**Aim of the exercise**
Copy each line of the records that holds the string "išparduota".

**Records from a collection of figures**
::::::
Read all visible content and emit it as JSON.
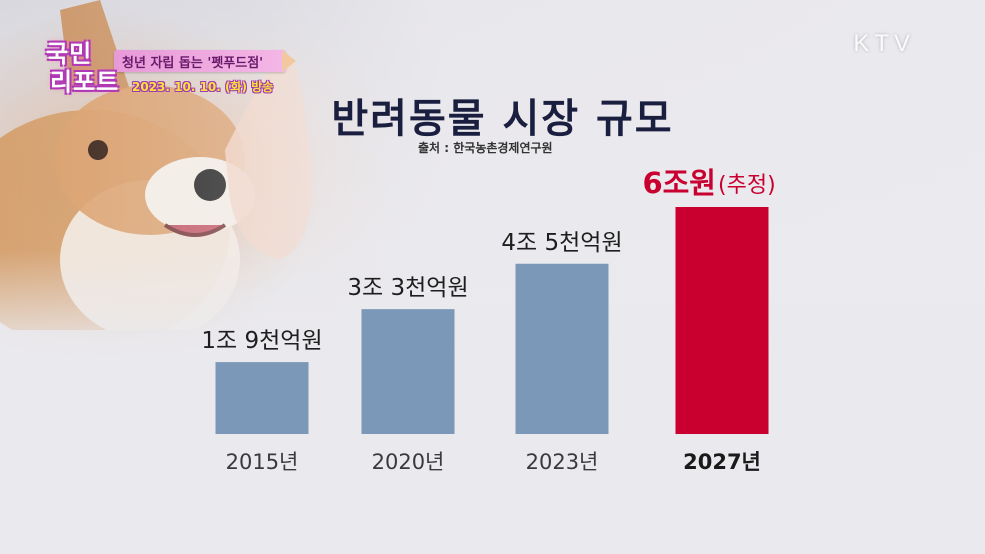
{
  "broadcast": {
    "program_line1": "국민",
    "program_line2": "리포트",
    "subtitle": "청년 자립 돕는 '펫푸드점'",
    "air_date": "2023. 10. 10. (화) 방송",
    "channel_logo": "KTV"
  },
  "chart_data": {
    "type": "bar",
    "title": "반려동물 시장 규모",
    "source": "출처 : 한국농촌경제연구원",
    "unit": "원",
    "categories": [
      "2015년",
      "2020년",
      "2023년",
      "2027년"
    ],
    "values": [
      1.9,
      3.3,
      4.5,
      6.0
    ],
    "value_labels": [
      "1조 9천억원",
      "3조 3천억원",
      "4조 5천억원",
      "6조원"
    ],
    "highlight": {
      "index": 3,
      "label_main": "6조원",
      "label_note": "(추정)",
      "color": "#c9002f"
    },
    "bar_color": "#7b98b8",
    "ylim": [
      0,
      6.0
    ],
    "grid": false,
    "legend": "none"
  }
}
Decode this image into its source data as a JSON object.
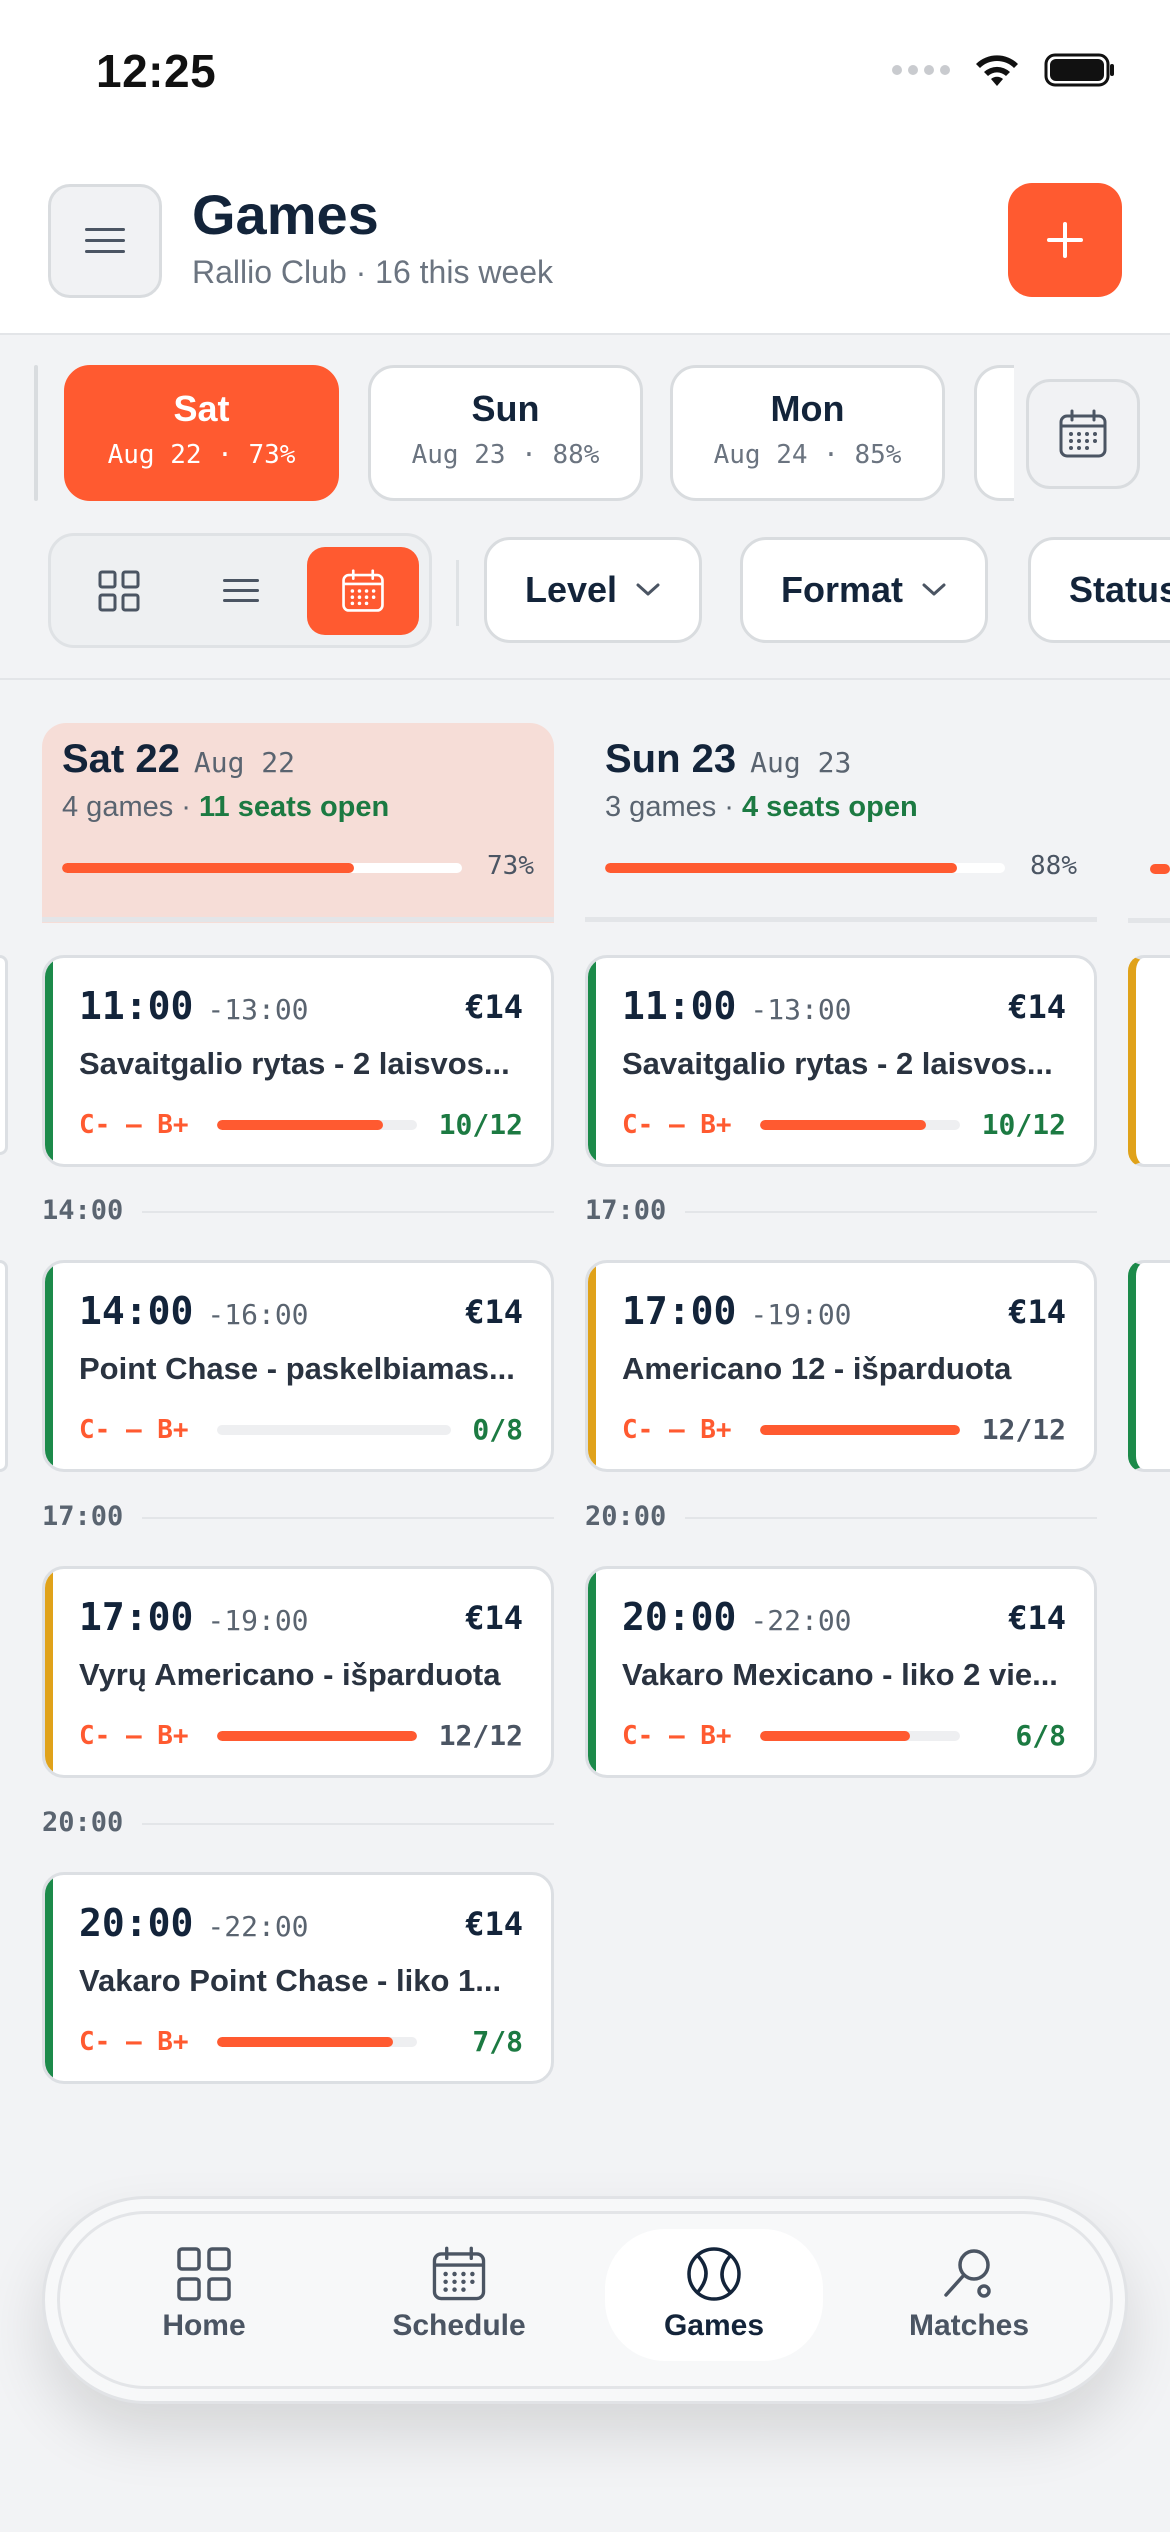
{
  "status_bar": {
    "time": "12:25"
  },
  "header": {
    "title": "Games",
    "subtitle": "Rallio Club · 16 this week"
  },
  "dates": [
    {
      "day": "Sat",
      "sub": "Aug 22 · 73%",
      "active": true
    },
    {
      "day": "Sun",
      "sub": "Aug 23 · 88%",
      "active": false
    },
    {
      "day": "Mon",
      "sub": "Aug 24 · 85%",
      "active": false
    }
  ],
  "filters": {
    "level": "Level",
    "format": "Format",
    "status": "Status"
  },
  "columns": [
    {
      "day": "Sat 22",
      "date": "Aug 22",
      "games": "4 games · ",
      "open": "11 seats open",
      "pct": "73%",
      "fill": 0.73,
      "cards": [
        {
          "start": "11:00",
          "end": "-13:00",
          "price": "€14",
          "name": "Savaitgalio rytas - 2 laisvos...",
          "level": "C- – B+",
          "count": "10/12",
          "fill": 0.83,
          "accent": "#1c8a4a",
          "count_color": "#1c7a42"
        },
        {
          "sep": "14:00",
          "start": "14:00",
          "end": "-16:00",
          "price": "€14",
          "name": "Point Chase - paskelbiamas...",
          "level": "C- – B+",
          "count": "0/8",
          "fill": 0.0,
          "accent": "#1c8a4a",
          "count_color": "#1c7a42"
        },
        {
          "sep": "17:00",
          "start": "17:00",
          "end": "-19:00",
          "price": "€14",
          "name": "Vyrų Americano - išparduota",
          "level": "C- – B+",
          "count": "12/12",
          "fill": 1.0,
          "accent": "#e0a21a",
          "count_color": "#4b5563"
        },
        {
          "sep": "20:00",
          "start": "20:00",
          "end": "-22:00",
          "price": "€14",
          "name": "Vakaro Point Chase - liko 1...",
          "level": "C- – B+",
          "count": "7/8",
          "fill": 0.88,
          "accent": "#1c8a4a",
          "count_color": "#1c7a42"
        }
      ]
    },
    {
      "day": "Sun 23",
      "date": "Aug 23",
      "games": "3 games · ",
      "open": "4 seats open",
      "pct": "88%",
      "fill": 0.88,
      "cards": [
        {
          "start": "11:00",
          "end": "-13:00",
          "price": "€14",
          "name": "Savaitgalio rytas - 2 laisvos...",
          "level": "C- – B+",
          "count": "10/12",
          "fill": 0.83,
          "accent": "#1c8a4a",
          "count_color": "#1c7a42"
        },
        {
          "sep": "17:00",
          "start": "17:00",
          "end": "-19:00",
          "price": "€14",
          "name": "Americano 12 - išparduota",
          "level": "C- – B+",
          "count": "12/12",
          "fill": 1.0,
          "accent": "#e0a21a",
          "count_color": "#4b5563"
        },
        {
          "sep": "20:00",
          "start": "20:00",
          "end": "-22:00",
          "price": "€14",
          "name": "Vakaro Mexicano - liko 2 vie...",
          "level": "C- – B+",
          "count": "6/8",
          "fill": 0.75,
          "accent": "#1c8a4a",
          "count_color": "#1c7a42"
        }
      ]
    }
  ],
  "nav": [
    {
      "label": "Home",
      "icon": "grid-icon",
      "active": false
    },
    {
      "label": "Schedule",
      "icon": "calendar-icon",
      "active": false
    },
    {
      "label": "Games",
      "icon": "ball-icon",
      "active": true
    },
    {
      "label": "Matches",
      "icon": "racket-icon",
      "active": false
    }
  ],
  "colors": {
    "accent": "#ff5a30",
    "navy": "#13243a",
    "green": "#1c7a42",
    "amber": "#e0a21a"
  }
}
::::::
**Reply**
          "name": "Vyrų Americano - išparduota",
          "name": "Americano 12 - išparduota",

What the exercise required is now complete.